_RECORDED DATA_:
□ □ □
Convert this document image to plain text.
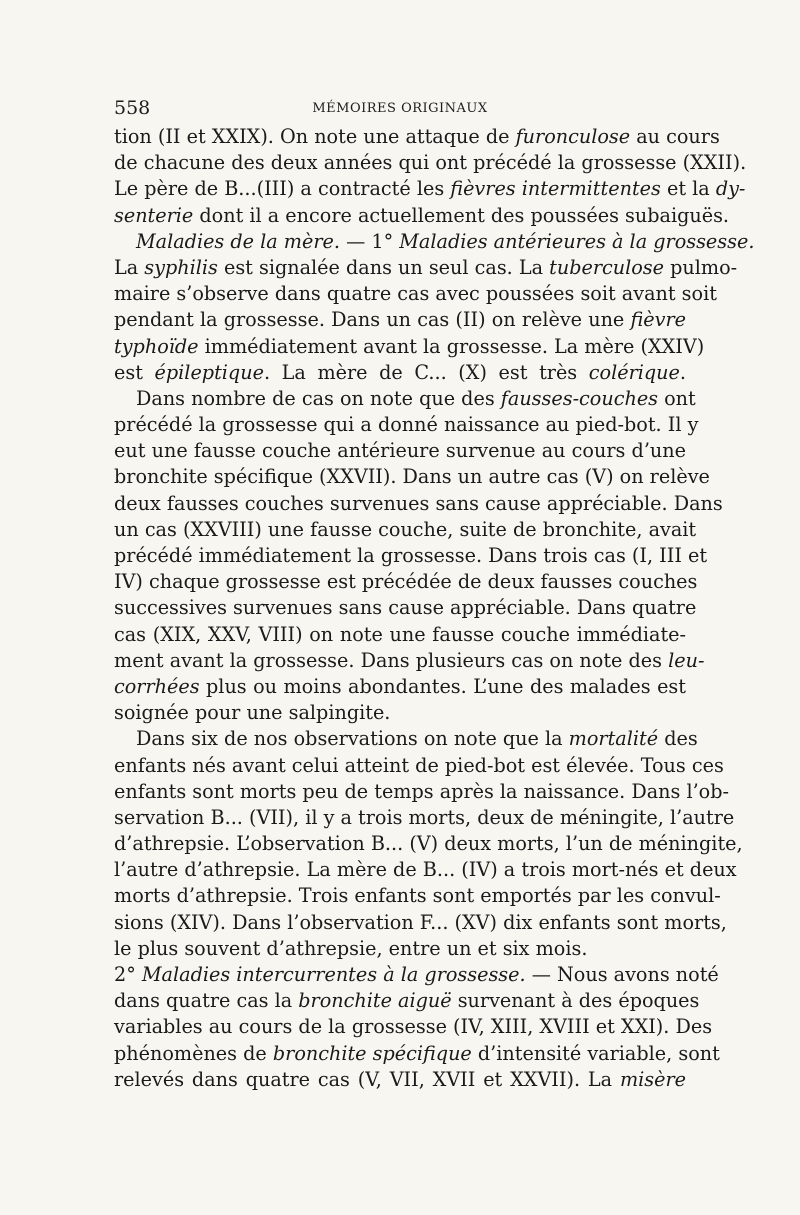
558	MÉMOIRES ORIGINAUX
tion (II et XXIX). On note une attaque de furonculose au cours
de chacune des deux années qui ont précédé la grossesse (XXII).
Le père de B...(III) a contracté les fièvres intermittentes et la dy-
senterie dont il a encore actuellement des poussées subaiguës.
Maladies de la mère. — 1° Maladies antérieures à la grossesse.
La syphilis est signalée dans un seul cas. La tuberculose pulmo-
maire s’observe dans quatre cas avec poussées soit avant soit
pendant la grossesse. Dans un cas (II) on relève une fièvre
typhoïde immédiatement avant la grossesse. La mère (XXIV)
est épileptique. La mère de C... (X) est très colérique.
Dans nombre de cas on note que des fausses-couches ont
précédé la grossesse qui a donné naissance au pied-bot. Il y
eut une fausse couche antérieure survenue au cours d’une
bronchite spécifique (XXVII). Dans un autre cas (V) on relève
deux fausses couches survenues sans cause appréciable. Dans
un cas (XXVIII) une fausse couche, suite de bronchite, avait
précédé immédiatement la grossesse. Dans trois cas (I, III et
IV) chaque grossesse est précédée de deux fausses couches
successives survenues sans cause appréciable. Dans quatre
cas (XIX, XXV, VIII) on note une fausse couche immédiate-
ment avant la grossesse. Dans plusieurs cas on note des leu-
corrhées plus ou moins abondantes. L’une des malades est
soignée pour une salpingite.
Dans six de nos observations on note que la mortalité des
enfants nés avant celui atteint de pied-bot est élevée. Tous ces
enfants sont morts peu de temps après la naissance. Dans l’ob-
servation B... (VII), il y a trois morts, deux de méningite, l’autre
d’athrepsie. L’observation B... (V) deux morts, l’un de méningite,
l’autre d’athrepsie. La mère de B... (IV) a trois mort-nés et deux
morts d’athrepsie. Trois enfants sont emportés par les convul-
sions (XIV). Dans l’observation F... (XV) dix enfants sont morts,
le plus souvent d’athrepsie, entre un et six mois.
2° Maladies intercurrentes à la grossesse. — Nous avons noté
dans quatre cas la bronchite aiguë survenant à des époques
variables au cours de la grossesse (IV, XIII, XVIII et XXI). Des
phénomènes de bronchite spécifique d’intensité variable, sont
relevés dans quatre cas (V, VII, XVII et XXVII). La misère
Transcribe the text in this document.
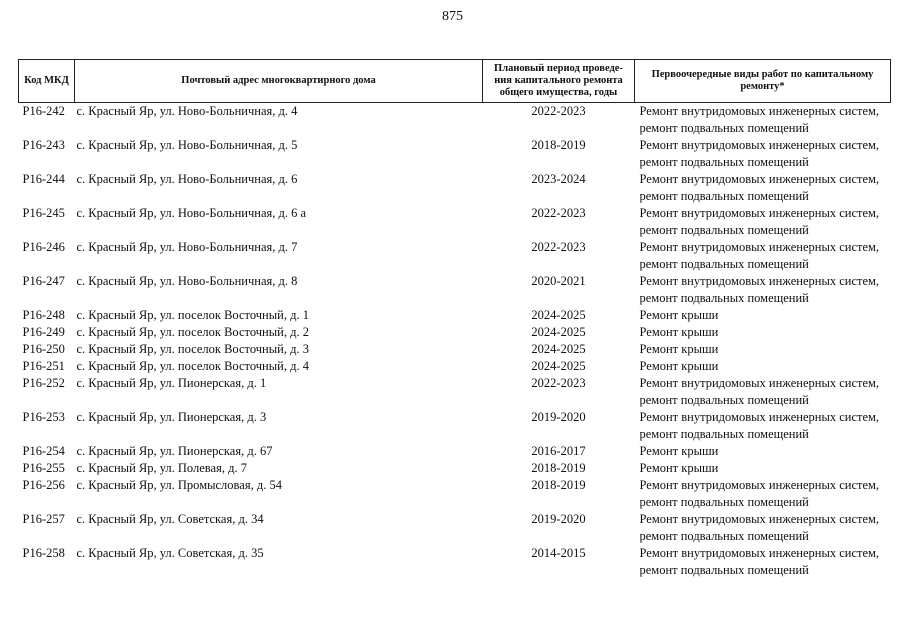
875
Код МКД	Почтовый адрес многоквартирного дома	Плановый период проведе-ния капитального ремонта общего имущества, годы	Первоочередные виды работ по капитальному ремонту*
Р16-242	с. Красный Яр, ул. Ново-Больничная, д. 4	2022-2023	Ремонт внутридомовых инженерных систем,
ремонт подвальных помещений

Р16-243	с. Красный Яр, ул. Ново-Больничная, д. 5	2018-2019	Ремонт внутридомовых инженерных систем,
ремонт подвальных помещений

Р16-244	с. Красный Яр, ул. Ново-Больничная, д. 6	2023-2024	Ремонт внутридомовых инженерных систем,
ремонт подвальных помещений

Р16-245	с. Красный Яр, ул. Ново-Больничная, д. 6 а	2022-2023	Ремонт внутридомовых инженерных систем,
ремонт подвальных помещений

Р16-246	с. Красный Яр, ул. Ново-Больничная, д. 7	2022-2023	Ремонт внутридомовых инженерных систем,
ремонт подвальных помещений

Р16-247	с. Красный Яр, ул. Ново-Больничная, д. 8	2020-2021	Ремонт внутридомовых инженерных систем,
ремонт подвальных помещений

Р16-248	с. Красный Яр, ул. поселок Восточный, д. 1	2024-2025	Ремонт крыши

Р16-249	с. Красный Яр, ул. поселок Восточный, д. 2	2024-2025	Ремонт крыши

Р16-250	с. Красный Яр, ул. поселок Восточный, д. 3	2024-2025	Ремонт крыши

Р16-251	с. Красный Яр, ул. поселок Восточный, д. 4	2024-2025	Ремонт крыши

Р16-252	с. Красный Яр, ул. Пионерская, д. 1	2022-2023	Ремонт внутридомовых инженерных систем,
ремонт подвальных помещений

Р16-253	с. Красный Яр, ул. Пионерская, д. 3	2019-2020	Ремонт внутридомовых инженерных систем,
ремонт подвальных помещений

Р16-254	с. Красный Яр, ул. Пионерская, д. 67	2016-2017	Ремонт крыши

Р16-255	с. Красный Яр, ул. Полевая, д. 7	2018-2019	Ремонт крыши

Р16-256	с. Красный Яр, ул. Промысловая, д. 54	2018-2019	Ремонт внутридомовых инженерных систем,
ремонт подвальных помещений

Р16-257	с. Красный Яр, ул. Советская, д. 34	2019-2020	Ремонт внутридомовых инженерных систем,
ремонт подвальных помещений

Р16-258	с. Красный Яр, ул. Советская, д. 35	2014-2015	Ремонт внутридомовых инженерных систем,
ремонт подвальных помещений
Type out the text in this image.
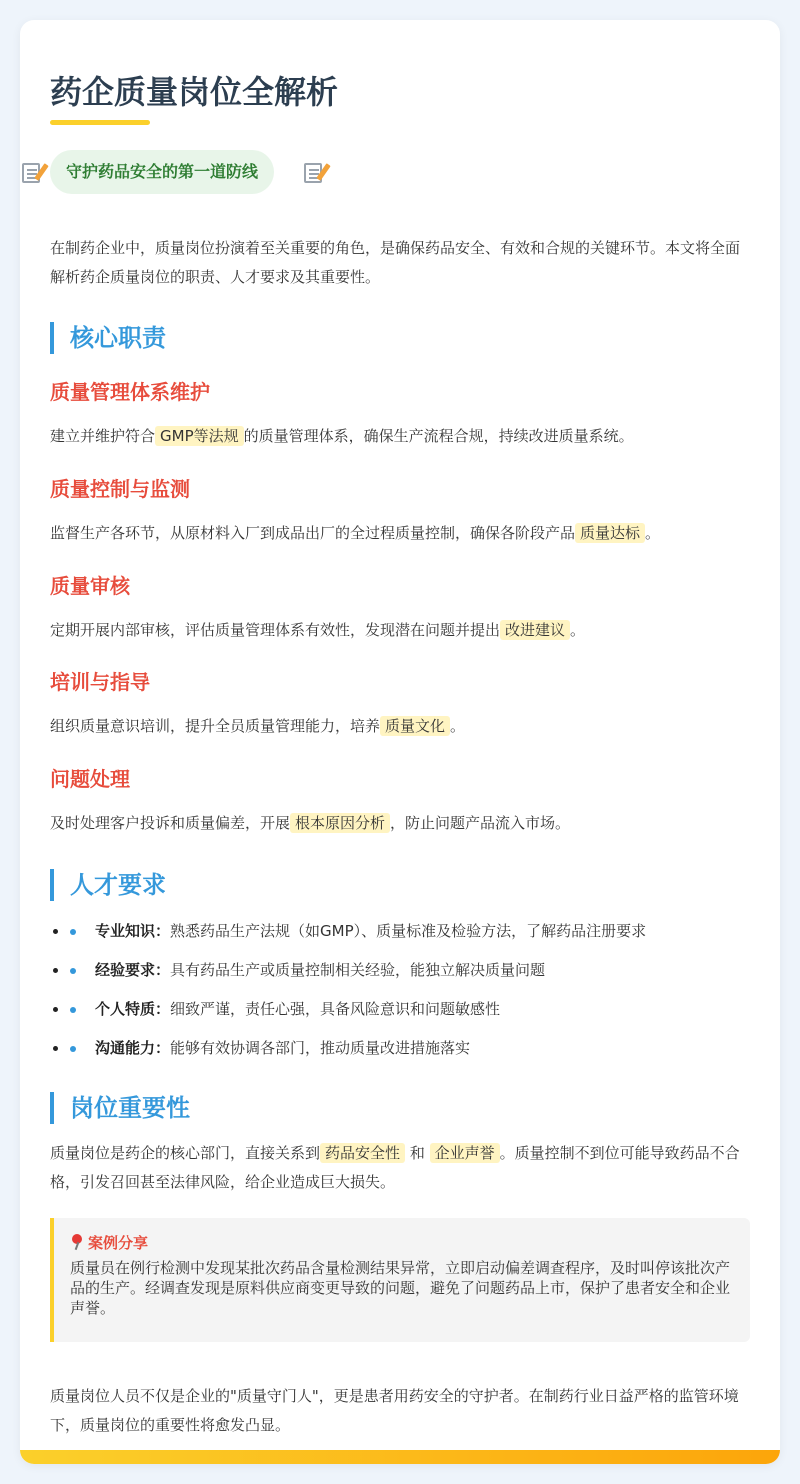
药企质量岗位全解析
守护药品安全的第一道防线

在制药企业中，质量岗位扮演着至关重要的角色，是确保药品安全、有效和合规的关键环节。本文将全面解析药企质量岗位的职责、人才要求及其重要性。

核心职责
质量管理体系维护

建立并维护符合 GMP等法规 的质量管理体系，确保生产流程合规，持续改进质量系统。

质量控制与监测

监督生产各环节，从原材料入厂到成品出厂的全过程质量控制，确保各阶段产品 质量达标 。

质量审核

定期开展内部审核，评估质量管理体系有效性，发现潜在问题并提出 改进建议 。

培训与指导

组织质量意识培训，提升全员质量管理能力，培养 质量文化 。

问题处理

及时处理客户投诉和质量偏差，开展 根本原因分析 ，防止问题产品流入市场。

人才要求
专业知识：熟悉药品生产法规（如GMP）、质量标准及检验方法，了解药品注册要求
经验要求：具有药品生产或质量控制相关经验，能独立解决质量问题
个人特质：细致严谨，责任心强，具备风险意识和问题敏感性
沟通能力：能够有效协调各部门，推动质量改进措施落实
岗位重要性

质量岗位是药企的核心部门，直接关系到 药品安全性 和 企业声誉 。质量控制不到位可能导致药品不合格，引发召回甚至法律风险，给企业造成巨大损失。

案例分享

质量员在例行检测中发现某批次药品含量检测结果异常，立即启动偏差调查程序，及时叫停该批次产品的生产。经调查发现是原料供应商变更导致的问题，避免了问题药品上市，保护了患者安全和企业声誉。

质量岗位人员不仅是企业的"质量守门人"，更是患者用药安全的守护者。在制药行业日益严格的监管环境下，质量岗位的重要性将愈发凸显。
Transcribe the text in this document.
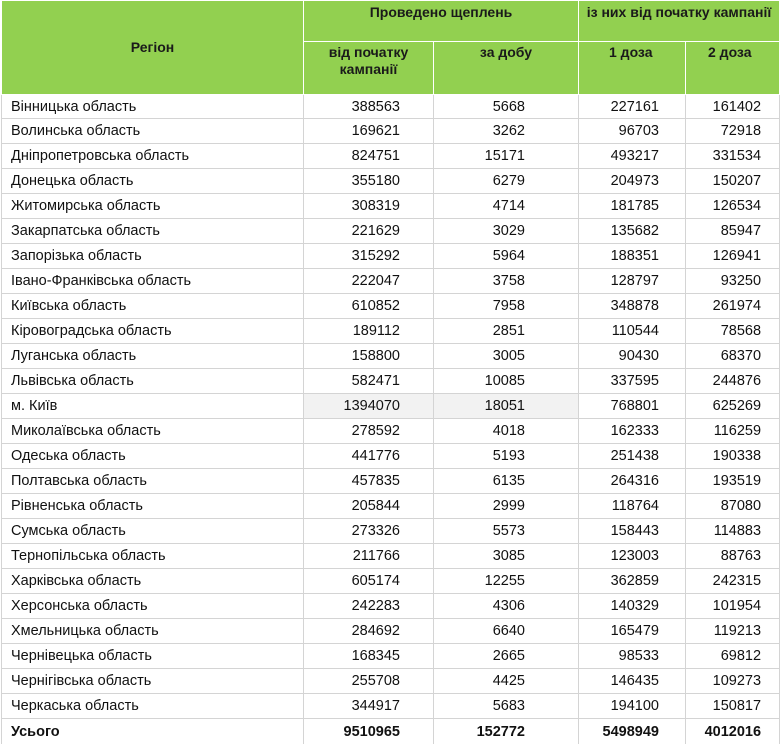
Регіон	Проведено щеплень		із них від початку кампанії	

	від початку кампанії	за добу	1 доза	2 доза

Вінницька область	388563	5668	227161	161402
Волинська область	169621	3262	96703	72918
Дніпропетровська область	824751	15171	493217	331534
Донецька область	355180	6279	204973	150207
Житомирська область	308319	4714	181785	126534
Закарпатська область	221629	3029	135682	85947
Запорізька область	315292	5964	188351	126941
Івано-Франківська область	222047	3758	128797	93250
Київська область	610852	7958	348878	261974
Кіровоградська область	189112	2851	110544	78568
Луганська область	158800	3005	90430	68370
Львівська область	582471	10085	337595	244876
м. Київ	1394070	18051	768801	625269
Миколаївська область	278592	4018	162333	116259
Одеська область	441776	5193	251438	190338
Полтавська область	457835	6135	264316	193519
Рівненська область	205844	2999	118764	87080
Сумська область	273326	5573	158443	114883
Тернопільська область	211766	3085	123003	88763
Харківська область	605174	12255	362859	242315
Херсонська область	242283	4306	140329	101954
Хмельницька область	284692	6640	165479	119213
Чернівецька область	168345	2665	98533	69812
Чернігівська область	255708	4425	146435	109273
Черкаська область	344917	5683	194100	150817
Усього	9510965	152772	5498949	4012016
□ □ □
_BRIEF_: Write the listing out a second time exactly, dropping all images.

_THE SOLUTION_:
Convert this document image to plain text.
558	MÉMOIRES ORIGINAUX
tion (II et XXIX). On note une attaque de furonculose au cours
de chacune des deux années qui ont précédé la grossesse (XXII).
Le père de B...(III) a contracté les fièvres intermittentes et la dy-
senterie dont il a encore actuellement des poussées subaiguës.
Maladies de la mère. — 1° Maladies antérieures à la grossesse.
La syphilis est signalée dans un seul cas. La tuberculose pulmo-
maire s’observe dans quatre cas avec poussées soit avant soit
pendant la grossesse. Dans un cas (II) on relève une fièvre
typhoïde immédiatement avant la grossesse. La mère (XXIV)
est épileptique. La mère de C... (X) est très colérique.
Dans nombre de cas on note que des fausses-couches ont
précédé la grossesse qui a donné naissance au pied-bot. Il y
eut une fausse couche antérieure survenue au cours d’une
bronchite spécifique (XXVII). Dans un autre cas (V) on relève
deux fausses couches survenues sans cause appréciable. Dans
un cas (XXVIII) une fausse couche, suite de bronchite, avait
précédé immédiatement la grossesse. Dans trois cas (I, III et
IV) chaque grossesse est précédée de deux fausses couches
successives survenues sans cause appréciable. Dans quatre
cas (XIX, XXV, VIII) on note une fausse couche immédiate-
ment avant la grossesse. Dans plusieurs cas on note des leu-
corrhées plus ou moins abondantes. L’une des malades est
soignée pour une salpingite.
Dans six de nos observations on note que la mortalité des
enfants nés avant celui atteint de pied-bot est élevée. Tous ces
enfants sont morts peu de temps après la naissance. Dans l’ob-
servation B... (VII), il y a trois morts, deux de méningite, l’autre
d’athrepsie. L’observation B... (V) deux morts, l’un de méningite,
l’autre d’athrepsie. La mère de B... (IV) a trois mort-nés et deux
morts d’athrepsie. Trois enfants sont emportés par les convul-
sions (XIV). Dans l’observation F... (XV) dix enfants sont morts,
le plus souvent d’athrepsie, entre un et six mois.
2° Maladies intercurrentes à la grossesse. — Nous avons noté
dans quatre cas la bronchite aiguë survenant à des époques
variables au cours de la grossesse (IV, XIII, XVIII et XXI). Des
phénomènes de bronchite spécifique d’intensité variable, sont
relevés dans quatre cas (V, VII, XVII et XXVII). La misère
Transcribe the text in this document.
875
Код МКД	Почтовый адрес многоквартирного дома	Плановый период проведе-ния капитального ремонта общего имущества, годы	Первоочередные виды работ по капитальному ремонту*
Р16-242	с. Красный Яр, ул. Ново-Больничная, д. 4	2022-2023	Ремонт внутридомовых инженерных систем,
ремонт подвальных помещений

Р16-243	с. Красный Яр, ул. Ново-Больничная, д. 5	2018-2019	Ремонт внутридомовых инженерных систем,
ремонт подвальных помещений

Р16-244	с. Красный Яр, ул. Ново-Больничная, д. 6	2023-2024	Ремонт внутридомовых инженерных систем,
ремонт подвальных помещений

Р16-245	с. Красный Яр, ул. Ново-Больничная, д. 6 а	2022-2023	Ремонт внутридомовых инженерных систем,
ремонт подвальных помещений

Р16-246	с. Красный Яр, ул. Ново-Больничная, д. 7	2022-2023	Ремонт внутридомовых инженерных систем,
ремонт подвальных помещений

Р16-247	с. Красный Яр, ул. Ново-Больничная, д. 8	2020-2021	Ремонт внутридомовых инженерных систем,
ремонт подвальных помещений

Р16-248	с. Красный Яр, ул. поселок Восточный, д. 1	2024-2025	Ремонт крыши

Р16-249	с. Красный Яр, ул. поселок Восточный, д. 2	2024-2025	Ремонт крыши

Р16-250	с. Красный Яр, ул. поселок Восточный, д. 3	2024-2025	Ремонт крыши

Р16-251	с. Красный Яр, ул. поселок Восточный, д. 4	2024-2025	Ремонт крыши

Р16-252	с. Красный Яр, ул. Пионерская, д. 1	2022-2023	Ремонт внутридомовых инженерных систем,
ремонт подвальных помещений

Р16-253	с. Красный Яр, ул. Пионерская, д. 3	2019-2020	Ремонт внутридомовых инженерных систем,
ремонт подвальных помещений

Р16-254	с. Красный Яр, ул. Пионерская, д. 67	2016-2017	Ремонт крыши

Р16-255	с. Красный Яр, ул. Полевая, д. 7	2018-2019	Ремонт крыши

Р16-256	с. Красный Яр, ул. Промысловая, д. 54	2018-2019	Ремонт внутридомовых инженерных систем,
ремонт подвальных помещений

Р16-257	с. Красный Яр, ул. Советская, д. 34	2019-2020	Ремонт внутридомовых инженерных систем,
ремонт подвальных помещений

Р16-258	с. Красный Яр, ул. Советская, д. 35	2014-2015	Ремонт внутридомовых инженерных систем,
ремонт подвальных помещений
Type out the text in this image.
药企质量岗位全解析
守护药品安全的第一道防线

在制药企业中，质量岗位扮演着至关重要的角色，是确保药品安全、有效和合规的关键环节。本文将全面解析药企质量岗位的职责、人才要求及其重要性。

核心职责
质量管理体系维护

建立并维护符合 GMP等法规 的质量管理体系，确保生产流程合规，持续改进质量系统。

质量控制与监测

监督生产各环节，从原材料入厂到成品出厂的全过程质量控制，确保各阶段产品 质量达标 。

质量审核

定期开展内部审核，评估质量管理体系有效性，发现潜在问题并提出 改进建议 。

培训与指导

组织质量意识培训，提升全员质量管理能力，培养 质量文化 。

问题处理

及时处理客户投诉和质量偏差，开展 根本原因分析 ，防止问题产品流入市场。

人才要求
专业知识：熟悉药品生产法规（如GMP）、质量标准及检验方法，了解药品注册要求
经验要求：具有药品生产或质量控制相关经验，能独立解决质量问题
个人特质：细致严谨，责任心强，具备风险意识和问题敏感性
沟通能力：能够有效协调各部门，推动质量改进措施落实
岗位重要性

质量岗位是药企的核心部门，直接关系到 药品安全性 和 企业声誉 。质量控制不到位可能导致药品不合格，引发召回甚至法律风险，给企业造成巨大损失。

案例分享

质量员在例行检测中发现某批次药品含量检测结果异常，立即启动偏差调查程序，及时叫停该批次产品的生产。经调查发现是原料供应商变更导致的问题，避免了问题药品上市，保护了患者安全和企业声誉。

质量岗位人员不仅是企业的"质量守门人"，更是患者用药安全的守护者。在制药行业日益严格的监管环境下，质量岗位的重要性将愈发凸显。
Transcribe the text in this document.
Регіон	Проведено щеплень		із них від початку кампанії	

	від початку кампанії	за добу	1 доза	2 доза

Вінницька область	388563	5668	227161	161402
Волинська область	169621	3262	96703	72918
Дніпропетровська область	824751	15171	493217	331534
Донецька область	355180	6279	204973	150207
Житомирська область	308319	4714	181785	126534
Закарпатська область	221629	3029	135682	85947
Запорізька область	315292	5964	188351	126941
Івано-Франківська область	222047	3758	128797	93250
Київська область	610852	7958	348878	261974
Кіровоградська область	189112	2851	110544	78568
Луганська область	158800	3005	90430	68370
Львівська область	582471	10085	337595	244876
м. Київ	1394070	18051	768801	625269
Миколаївська область	278592	4018	162333	116259
Одеська область	441776	5193	251438	190338
Полтавська область	457835	6135	264316	193519
Рівненська область	205844	2999	118764	87080
Сумська область	273326	5573	158443	114883
Тернопільська область	211766	3085	123003	88763
Харківська область	605174	12255	362859	242315
Херсонська область	242283	4306	140329	101954
Хмельницька область	284692	6640	165479	119213
Чернівецька область	168345	2665	98533	69812
Чернігівська область	255708	4425	146435	109273
Черкаська область	344917	5683	194100	150817
Усього	9510965	152772	5498949	4012016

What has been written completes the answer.